__SET PROBLEM__:
Everything in the listing except the pictures should be written out exactly.

Chart and figure data

** START **

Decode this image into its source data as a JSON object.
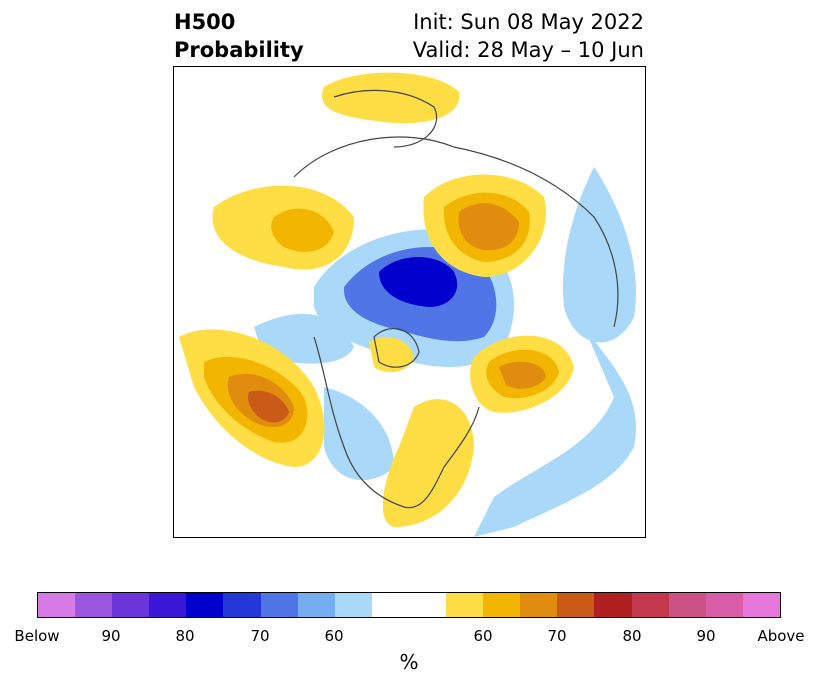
{
  "title": {
    "left_line1": "H500",
    "left_line2": "Probability",
    "right_line1": "Init: Sun 08 May 2022",
    "right_line2": "Valid: 28 May – 10 Jun"
  },
  "colorbar": {
    "colors": [
      "#d67ae6",
      "#9b57e0",
      "#6a35d9",
      "#3a16d6",
      "#0000cc",
      "#2438d9",
      "#4f75e6",
      "#75adf0",
      "#aad8f8",
      "#ffffff",
      "#ffffff",
      "#ffdd44",
      "#f2b500",
      "#e08c0e",
      "#c95a18",
      "#b02020",
      "#c2384f",
      "#cc5285",
      "#d95ea8",
      "#e678dc"
    ],
    "tick_labels": [
      "Below",
      "90",
      "80",
      "70",
      "60",
      "60",
      "70",
      "80",
      "90",
      "Above"
    ],
    "unit": "%"
  }
}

** END **

__THE RESPONSE__:
Decode this image into its source data as a JSON object.
{
  "title": {
    "left_line1": "H500",
    "left_line2": "Probability",
    "right_line1": "Init: Sun 08 May 2022",
    "right_line2": "Valid: 28 May – 10 Jun"
  },
  "colorbar": {
    "colors": [
      "#d67ae6",
      "#9b57e0",
      "#6a35d9",
      "#3a16d6",
      "#0000cc",
      "#2438d9",
      "#4f75e6",
      "#75adf0",
      "#aad8f8",
      "#ffffff",
      "#ffffff",
      "#ffdd44",
      "#f2b500",
      "#e08c0e",
      "#c95a18",
      "#b02020",
      "#c2384f",
      "#cc5285",
      "#d95ea8",
      "#e678dc"
    ],
    "tick_labels": [
      "Below",
      "90",
      "80",
      "70",
      "60",
      "60",
      "70",
      "80",
      "90",
      "Above"
    ],
    "unit": "%"
  }
}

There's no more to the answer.